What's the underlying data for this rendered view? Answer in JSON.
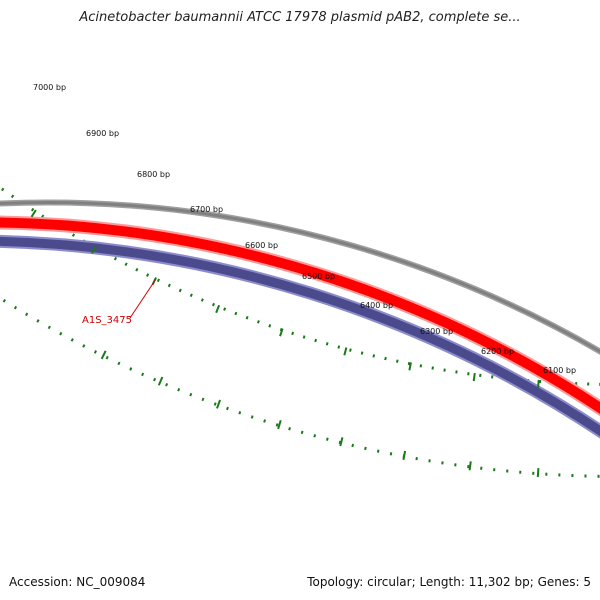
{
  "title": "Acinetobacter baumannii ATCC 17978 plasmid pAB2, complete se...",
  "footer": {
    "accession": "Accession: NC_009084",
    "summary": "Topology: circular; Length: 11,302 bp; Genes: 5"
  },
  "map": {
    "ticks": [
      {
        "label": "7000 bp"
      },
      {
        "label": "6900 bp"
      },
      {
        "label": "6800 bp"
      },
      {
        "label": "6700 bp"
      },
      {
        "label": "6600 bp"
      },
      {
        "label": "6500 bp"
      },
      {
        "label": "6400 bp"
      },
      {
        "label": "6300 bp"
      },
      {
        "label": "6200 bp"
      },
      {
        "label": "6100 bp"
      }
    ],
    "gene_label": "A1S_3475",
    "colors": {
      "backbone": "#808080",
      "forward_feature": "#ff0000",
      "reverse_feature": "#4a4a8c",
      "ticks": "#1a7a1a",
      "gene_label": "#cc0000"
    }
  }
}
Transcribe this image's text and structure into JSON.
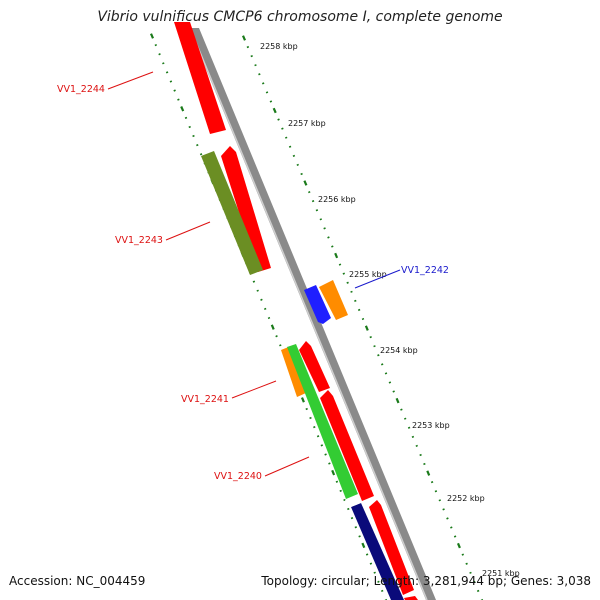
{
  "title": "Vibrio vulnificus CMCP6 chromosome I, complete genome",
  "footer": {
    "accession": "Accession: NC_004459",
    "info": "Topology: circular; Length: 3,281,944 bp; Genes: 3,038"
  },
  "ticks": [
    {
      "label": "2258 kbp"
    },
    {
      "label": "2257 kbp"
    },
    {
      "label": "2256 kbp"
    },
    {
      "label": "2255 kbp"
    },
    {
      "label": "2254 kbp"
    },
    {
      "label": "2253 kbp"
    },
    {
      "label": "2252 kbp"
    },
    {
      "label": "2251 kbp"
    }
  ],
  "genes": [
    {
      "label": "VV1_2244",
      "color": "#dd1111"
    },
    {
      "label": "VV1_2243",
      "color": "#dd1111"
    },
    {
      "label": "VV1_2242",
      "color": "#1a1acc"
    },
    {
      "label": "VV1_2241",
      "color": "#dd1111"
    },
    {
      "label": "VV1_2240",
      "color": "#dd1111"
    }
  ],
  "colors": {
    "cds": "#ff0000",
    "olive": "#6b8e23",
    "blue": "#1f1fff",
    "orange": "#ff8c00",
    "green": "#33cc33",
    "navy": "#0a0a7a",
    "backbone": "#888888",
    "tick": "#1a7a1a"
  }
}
===
• [What needs to be done]
All the records need to be retyped word for word, except for the pictures.

• [Response for this exercise]
What's the underlying data for this rendered view? Answer in JSON.
{
  "title": "Acinetobacter baumannii ATCC 17978 plasmid pAB2, complete se...",
  "footer": {
    "accession": "Accession: NC_009084",
    "summary": "Topology: circular; Length: 11,302 bp; Genes: 5"
  },
  "map": {
    "ticks": [
      {
        "label": "7000 bp"
      },
      {
        "label": "6900 bp"
      },
      {
        "label": "6800 bp"
      },
      {
        "label": "6700 bp"
      },
      {
        "label": "6600 bp"
      },
      {
        "label": "6500 bp"
      },
      {
        "label": "6400 bp"
      },
      {
        "label": "6300 bp"
      },
      {
        "label": "6200 bp"
      },
      {
        "label": "6100 bp"
      }
    ],
    "gene_label": "A1S_3475",
    "colors": {
      "backbone": "#808080",
      "forward_feature": "#ff0000",
      "reverse_feature": "#4a4a8c",
      "ticks": "#1a7a1a",
      "gene_label": "#cc0000"
    }
  }
}
Transcribe this image's text and structure into JSON.
{
  "title": "Vibrio vulnificus CMCP6 chromosome I, complete genome",
  "footer": {
    "accession": "Accession: NC_004459",
    "info": "Topology: circular; Length: 3,281,944 bp; Genes: 3,038"
  },
  "ticks": [
    {
      "label": "2258 kbp"
    },
    {
      "label": "2257 kbp"
    },
    {
      "label": "2256 kbp"
    },
    {
      "label": "2255 kbp"
    },
    {
      "label": "2254 kbp"
    },
    {
      "label": "2253 kbp"
    },
    {
      "label": "2252 kbp"
    },
    {
      "label": "2251 kbp"
    }
  ],
  "genes": [
    {
      "label": "VV1_2244",
      "color": "#dd1111"
    },
    {
      "label": "VV1_2243",
      "color": "#dd1111"
    },
    {
      "label": "VV1_2242",
      "color": "#1a1acc"
    },
    {
      "label": "VV1_2241",
      "color": "#dd1111"
    },
    {
      "label": "VV1_2240",
      "color": "#dd1111"
    }
  ],
  "colors": {
    "cds": "#ff0000",
    "olive": "#6b8e23",
    "blue": "#1f1fff",
    "orange": "#ff8c00",
    "green": "#33cc33",
    "navy": "#0a0a7a",
    "backbone": "#888888",
    "tick": "#1a7a1a"
  }
}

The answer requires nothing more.